◆ **INFORMATION SUPPLIED**

───

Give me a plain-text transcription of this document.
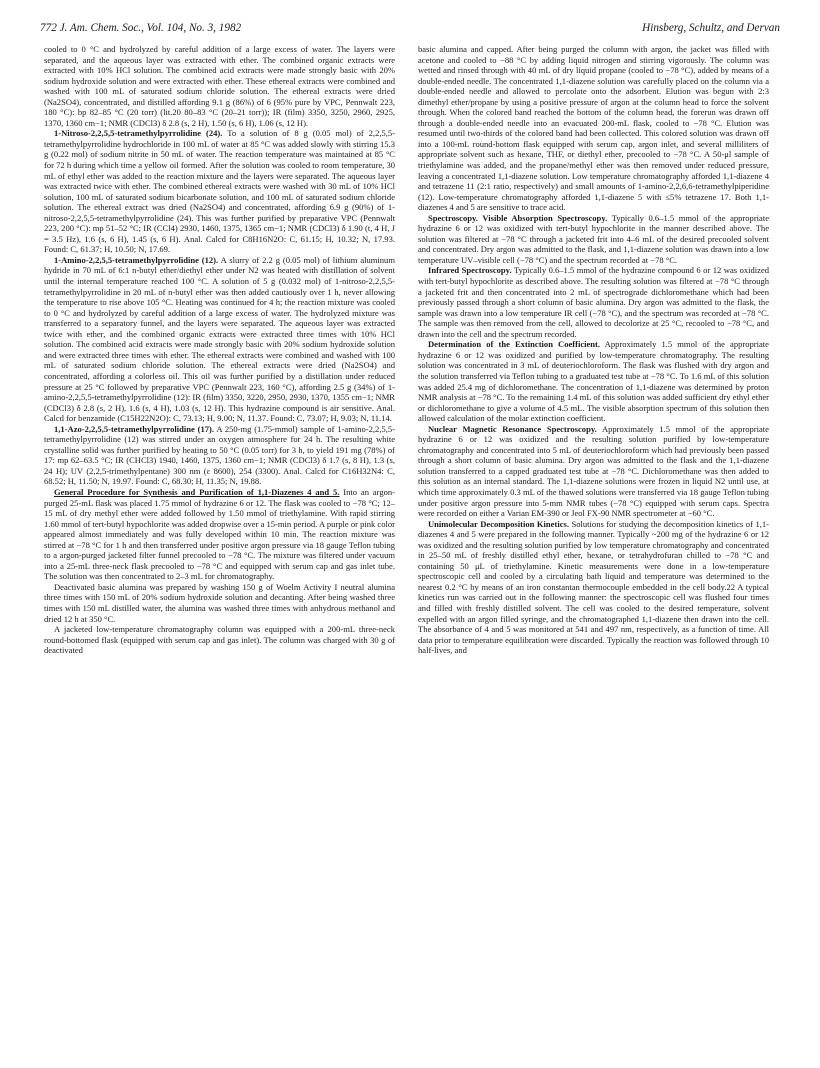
772 J. Am. Chem. Soc., Vol. 104, No. 3, 1982	Hinsberg, Schultz, and Dervan

cooled to 0 °C and hydrolyzed by careful addition of a large excess of water. The layers were separated, and the aqueous layer was extracted with ether. The combined organic extracts were extracted with 10% HCl solution. The combined acid extracts were made strongly basic with 20% sodium hydroxide solution and were extracted with ether. These ethereal extracts were combined and washed with 100 mL of saturated sodium chloride solution. The ethereal extracts were dried (Na2SO4), concentrated, and distilled affording 9.1 g (86%) of 6 (95% pure by VPC, Pennwalt 223, 180 °C): bp 82–85 °C (20 torr) (lit.20 80–83 °C (20–21 torr)); IR (film) 3350, 3250, 2960, 2925, 1370, 1360 cm−1; NMR (CDCl3) δ 2.8 (s, 2 H), 1.50 (s, 6 H), 1.06 (s, 12 H).

1-Nitroso-2,2,5,5-tetramethylpyrrolidine (24). To a solution of 8 g (0.05 mol) of 2,2,5,5-tetramethylpyrrolidine hydrochloride in 100 mL of water at 85 °C was added slowly with stirring 15.3 g (0.22 mol) of sodium nitrite in 50 mL of water. The reaction temperature was maintained at 85 °C for 72 h during which time a yellow oil formed. After the solution was cooled to room temperature, 30 mL of ethyl ether was added to the reaction mixture and the layers were separated. The aqueous layer was extracted twice with ether. The combined ethereal extracts were washed with 30 mL of 10% HCl solution, 100 mL of saturated sodium bicarbonate solution, and 100 mL of saturated sodium chloride solution. The ethereal extract was dried (Na2SO4) and concentrated, affording 6.9 g (90%) of 1-nitroso-2,2,5,5-tetramethylpyrrolidine (24). This was further purified by preparative VPC (Pennwalt 223, 200 °C): mp 51–52 °C; IR (CCl4) 2930, 1460, 1375, 1365 cm−1; NMR (CDCl3) δ 1.90 (t, 4 H, J = 3.5 Hz), 1.6 (s, 6 H), 1.45 (s, 6 H). Anal. Calcd for C8H16N2O: C, 61.15; H, 10.32; N, 17.93. Found: C, 61.37; H, 10.50; N, 17.69.

1-Amino-2,2,5,5-tetramethylpyrrolidine (12). A slurry of 2.2 g (0.05 mol) of lithium aluminum hydride in 70 mL of 6:1 n-butyl ether/diethyl ether under N2 was heated with distillation of solvent until the internal temperature reached 100 °C. A solution of 5 g (0.032 mol) of 1-nitroso-2,2,5,5-tetramethylpyrrolidine in 20 mL of n-butyl ether was then added cautiously over 1 h, never allowing the temperature to rise above 105 °C. Heating was continued for 4 h; the reaction mixture was cooled to 0 °C and hydrolyzed by careful addition of a large excess of water. The hydrolyzed mixture was transferred to a separatory funnel, and the layers were separated. The aqueous layer was extracted twice with ether, and the combined organic extracts were extracted three times with 10% HCl solution. The combined acid extracts were made strongly basic with 20% sodium hydroxide solution and were extracted three times with ether. The ethereal extracts were combined and washed with 100 mL of saturated sodium chloride solution. The ethereal extracts were dried (Na2SO4) and concentrated, affording a colorless oil. This oil was further purified by a distillation under reduced pressure at 25 °C followed by preparative VPC (Pennwalt 223, 160 °C), affording 2.5 g (34%) of 1-amino-2,2,5,5-tetramethylpyrrolidine (12): IR (film) 3350, 3220, 2950, 2930, 1370, 1355 cm−1; NMR (CDCl3) δ 2.8 (s, 2 H), 1.6 (s, 4 H), 1.03 (s, 12 H). This hydrazine compound is air sensitive. Anal. Calcd for benzamide (C15H22N2O): C, 73.13; H, 9.00; N, 11.37. Found: C, 73.07; H, 9.03; N, 11.14.

1,1-Azo-2,2,5,5-tetramethylpyrrolidine (17). A 250-mg (1.75-mmol) sample of 1-amino-2,2,5,5-tetramethylpyrrolidine (12) was stirred under an oxygen atmosphere for 24 h. The resulting white crystalline solid was further purified by heating to 50 °C (0.05 torr) for 3 h, to yield 191 mg (78%) of 17: mp 62–63.5 °C; IR (CHCl3) 1940, 1460, 1375, 1360 cm−1; NMR (CDCl3) δ 1.7 (s, 8 H), 1.3 (s, 24 H); UV (2,2,5-trimethylpentane) 300 nm (ε 8600), 254 (3300). Anal. Calcd for C16H32N4: C, 68.52; H, 11.50; N, 19.97. Found: C, 68.30; H, 11.35; N, 19.88.

General Procedure for Synthesis and Purification of 1,1-Diazenes 4 and 5. Into an argon-purged 25-mL flask was placed 1.75 mmol of hydrazine 6 or 12. The flask was cooled to −78 °C; 12–15 mL of dry methyl ether were added followed by 1.50 mmol of triethylamine. With rapid stirring 1.60 mmol of tert-butyl hypochlorite was added dropwise over a 15-min period. A purple or pink color appeared almost immediately and was fully developed within 10 min. The reaction mixture was stirred at −78 °C for 1 h and then transferred under positive argon pressure via 18 gauge Teflon tubing to a argon-purged jacketed filter funnel precooled to −78 °C. The mixture was filtered under vacuum into a 25-mL three-neck flask precooled to −78 °C and equipped with serum cap and gas inlet tube. The solution was then concentrated to 2–3 mL for chromatography.

Deactivated basic alumina was prepared by washing 150 g of Woelm Activity I neutral alumina three times with 150 mL of 20% sodium hydroxide solution and decanting. After being washed three times with 150 mL distilled water, the alumina was washed three times with anhydrous methanol and dried 12 h at 350 °C.

A jacketed low-temperature chromatography column was equipped with a 200-mL three-neck round-bottomed flask (equipped with serum cap and gas inlet). The column was charged with 30 g of deactivated

basic alumina and capped. After being purged the column with argon, the jacket was filled with acetone and cooled to −88 °C by adding liquid nitrogen and stirring vigorously. The column was wetted and rinsed through with 40 mL of dry liquid propane (cooled to −78 °C), added by means of a double-ended needle. The concentrated 1,1-diazene solution was carefully placed on the column via a double-ended needle and allowed to percolate onto the adsorbent. Elution was begun with 2:3 dimethyl ether/propane by using a positive pressure of argon at the column head to force the solvent through. When the colored band reached the bottom of the column head, the forerun was drawn off through a double-ended needle into an evacuated 200-mL flask, cooled to −78 °C. Elution was resumed until two-thirds of the colored band had been collected. This colored solution was drawn off into a 100-mL round-bottom flask equipped with serum cap, argon inlet, and several milliliters of appropriate solvent such as hexane, THF, or diethyl ether, precooled to −78 °C. A 50-μl sample of triethylamine was added, and the propane/methyl ether was then removed under reduced pressure, leaving a concentrated 1,1-diazene solution. Low temperature chromatography afforded 1,1-diazene 4 and tetrazene 11 (2:1 ratio, respectively) and small amounts of 1-amino-2,2,6,6-tetramethylpiperidine (12). Low-temperature chromatography afforded 1,1-diazene 5 with ≤5% tetrazene 17. Both 1,1-diazenes 4 and 5 are sensitive to trace acid.

Spectroscopy. Visible Absorption Spectroscopy. Typically 0.6–1.5 mmol of the appropriate hydrazine 6 or 12 was oxidized with tert-butyl hypochlorite in the manner described above. The solution was filtered at −78 °C through a jacketed frit into 4–6 mL of the desired precooled solvent and concentrated. Dry argon was admitted to the flask, and 1,1-diazene solution was drawn into a low temperature UV–visible cell (−78 °C) and the spectrum recorded at −78 °C.

Infrared Spectroscopy. Typically 0.6–1.5 mmol of the hydrazine compound 6 or 12 was oxidized with tert-butyl hypochlorite as described above. The resulting solution was filtered at −78 °C through a jacketed frit and then concentrated into 2 mL of spectrograde dichloromethane which had been previously passed through a short column of basic alumina. Dry argon was admitted to the flask, the sample was drawn into a low temperature IR cell (−78 °C), and the spectrum was recorded at −78 °C. The sample was then removed from the cell, allowed to decolorize at 25 °C, recooled to −78 °C, and drawn into the cell and the spectrum recorded.

Determination of the Extinction Coefficient. Approximately 1.5 mmol of the appropriate hydrazine 6 or 12 was oxidized and purified by low-temperature chromatography. The resulting solution was concentrated in 3 mL of deuteriochloroform. The flask was flushed with dry argon and the solution transferred via Teflon tubing to a graduated test tube at −78 °C. To 1.6 mL of this solution was added 25.4 mg of dichloromethane. The concentration of 1,1-diazene was determined by proton NMR analysis at −78 °C. To the remaining 1.4 mL of this solution was added sufficient dry ethyl ether or dichloromethane to give a volume of 4.5 mL. The visible absorption spectrum of this solution then allowed calculation of the molar extinction coefficient.

Nuclear Magnetic Resonance Spectroscopy. Approximately 1.5 mmol of the appropriate hydrazine 6 or 12 was oxidized and the resulting solution purified by low-temperature chromatography and concentrated into 5 mL of deuteriochloroform which had previously been passed through a short column of basic alumina. Dry argon was admitted to the flask and the 1,1-diazene solution transferred to a capped graduated test tube at −78 °C. Dichloromethane was then added to this solution as an internal standard. The 1,1-diazene solutions were frozen in liquid N2 until use, at which time approximately 0.3 mL of the thawed solutions were transferred via 18 gauge Teflon tubing under positive argon pressure into 5-mm NMR tubes (−78 °C) equipped with serum caps. Spectra were recorded on either a Varian EM-390 or Jeol FX-90 NMR spectrometer at −60 °C.

Unimolecular Decomposition Kinetics. Solutions for studying the decomposition kinetics of 1,1-diazenes 4 and 5 were prepared in the following manner. Typically ~200 mg of the hydrazine 6 or 12 was oxidized and the resulting solution purified by low temperature chromatography and concentrated in 25–50 mL of freshly distilled ethyl ether, hexane, or tetrahydrofuran chilled to −78 °C and containing 50 μL of triethylamine. Kinetic measurements were done in a low-temperature spectroscopic cell and cooled by a circulating bath liquid and temperature was determined to the nearest 0.2 °C by means of an iron constantan thermocouple embedded in the cell body.22 A typical kinetics run was carried out in the following manner: the spectroscopic cell was flushed four times and filled with freshly distilled solvent. The cell was cooled to the desired temperature, solvent expelled with an argon filled syringe, and the chromatographed 1,1-diazene then drawn into the cell. The absorbance of 4 and 5 was monitored at 541 and 497 nm, respectively, as a function of time. All data prior to temperature equilibration were discarded. Typically the reaction was followed through 10 half-lives, and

───

◆ **WHAT TO PRODUCE**
Find the lines holding "short" and list every one.

◆ **TASK RESULT**
Infrared Spectroscopy. Typically 0.6–1.5 mmol of the hydrazine compound 6 or 12 was oxidized with tert-butyl hypochlorite as described above. The resulting solution was filtered at −78 °C through a jacketed frit and then concentrated into 2 mL of spectrograde dichloromethane which had been previously passed through a short column of basic alumina. Dry argon was admitted to the flask, the sample was drawn into a low temperature IR cell (−78 °C), and the spectrum was recorded at −78 °C. The sample was then removed from the cell, allowed to decolorize at 25 °C, recooled to −78 °C, and drawn into the cell and the spectrum recorded.
Nuclear Magnetic Resonance Spectroscopy. Approximately 1.5 mmol of the appropriate hydrazine 6 or 12 was oxidized and the resulting solution purified by low-temperature chromatography and concentrated into 5 mL of deuteriochloroform which had previously been passed through a short column of basic alumina. Dry argon was admitted to the flask and the 1,1-diazene solution transferred to a capped graduated test tube at −78 °C. Dichloromethane was then added to this solution as an internal standard. The 1,1-diazene solutions were frozen in liquid N2 until use, at which time approximately 0.3 mL of the thawed solutions were transferred via 18 gauge Teflon tubing under positive argon pressure into 5-mm NMR tubes (−78 °C) equipped with serum caps. Spectra were recorded on either a Varian EM-390 or Jeol FX-90 NMR spectrometer at −60 °C.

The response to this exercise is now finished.